* _STATED EXERCISE_: Write the rows as a JSON list of strings with one string per line, omitting blank lines, starting with the first line of the rows and going on through the line with "345, 304, 362]".

——————

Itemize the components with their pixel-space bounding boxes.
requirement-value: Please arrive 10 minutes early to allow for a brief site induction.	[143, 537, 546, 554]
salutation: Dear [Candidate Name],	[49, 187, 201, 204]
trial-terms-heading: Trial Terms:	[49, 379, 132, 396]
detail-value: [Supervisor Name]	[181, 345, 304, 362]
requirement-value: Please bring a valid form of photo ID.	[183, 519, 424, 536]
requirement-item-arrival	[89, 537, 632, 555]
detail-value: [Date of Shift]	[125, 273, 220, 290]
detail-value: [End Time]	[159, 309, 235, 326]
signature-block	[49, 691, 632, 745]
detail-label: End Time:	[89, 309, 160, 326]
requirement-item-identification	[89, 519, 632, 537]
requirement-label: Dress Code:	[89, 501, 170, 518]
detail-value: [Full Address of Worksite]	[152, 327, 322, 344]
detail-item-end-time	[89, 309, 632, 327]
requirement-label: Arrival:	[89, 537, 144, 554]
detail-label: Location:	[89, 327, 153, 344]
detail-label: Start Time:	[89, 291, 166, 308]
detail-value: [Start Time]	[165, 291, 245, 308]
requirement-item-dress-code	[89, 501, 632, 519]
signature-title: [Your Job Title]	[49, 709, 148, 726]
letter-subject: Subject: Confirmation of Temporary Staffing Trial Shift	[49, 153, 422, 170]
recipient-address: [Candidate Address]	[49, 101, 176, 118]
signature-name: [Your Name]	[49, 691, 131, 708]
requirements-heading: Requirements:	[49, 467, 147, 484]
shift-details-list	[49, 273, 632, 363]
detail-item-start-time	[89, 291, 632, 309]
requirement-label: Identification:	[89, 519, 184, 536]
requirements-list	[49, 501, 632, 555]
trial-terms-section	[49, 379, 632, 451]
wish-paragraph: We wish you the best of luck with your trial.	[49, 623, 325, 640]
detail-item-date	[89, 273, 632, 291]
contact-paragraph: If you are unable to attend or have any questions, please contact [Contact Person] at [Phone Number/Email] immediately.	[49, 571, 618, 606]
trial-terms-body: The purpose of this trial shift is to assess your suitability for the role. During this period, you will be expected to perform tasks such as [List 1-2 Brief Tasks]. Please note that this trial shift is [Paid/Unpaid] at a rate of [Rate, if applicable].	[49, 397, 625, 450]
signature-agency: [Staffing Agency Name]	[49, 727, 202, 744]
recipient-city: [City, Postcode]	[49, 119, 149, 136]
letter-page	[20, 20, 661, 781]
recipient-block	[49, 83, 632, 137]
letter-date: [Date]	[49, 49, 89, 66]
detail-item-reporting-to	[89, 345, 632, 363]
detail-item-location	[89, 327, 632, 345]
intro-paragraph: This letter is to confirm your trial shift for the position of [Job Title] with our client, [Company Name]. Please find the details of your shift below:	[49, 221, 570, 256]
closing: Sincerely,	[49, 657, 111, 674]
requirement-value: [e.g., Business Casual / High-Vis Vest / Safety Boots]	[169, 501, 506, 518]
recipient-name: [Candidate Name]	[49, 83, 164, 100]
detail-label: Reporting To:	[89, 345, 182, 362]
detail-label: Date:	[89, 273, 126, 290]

——————

* _REPLY TO THE EXERCISE_:
[
  "Itemize the components with their pixel-space bounding boxes.",
  "requirement-value: Please arrive 10 minutes early to allow for a brief site induction.\t[143, 537, 546, 554]",
  "salutation: Dear [Candidate Name],\t[49, 187, 201, 204]",
  "trial-terms-heading: Trial Terms:\t[49, 379, 132, 396]",
  "detail-value: [Supervisor Name]\t[181, 345, 304, 362]"
]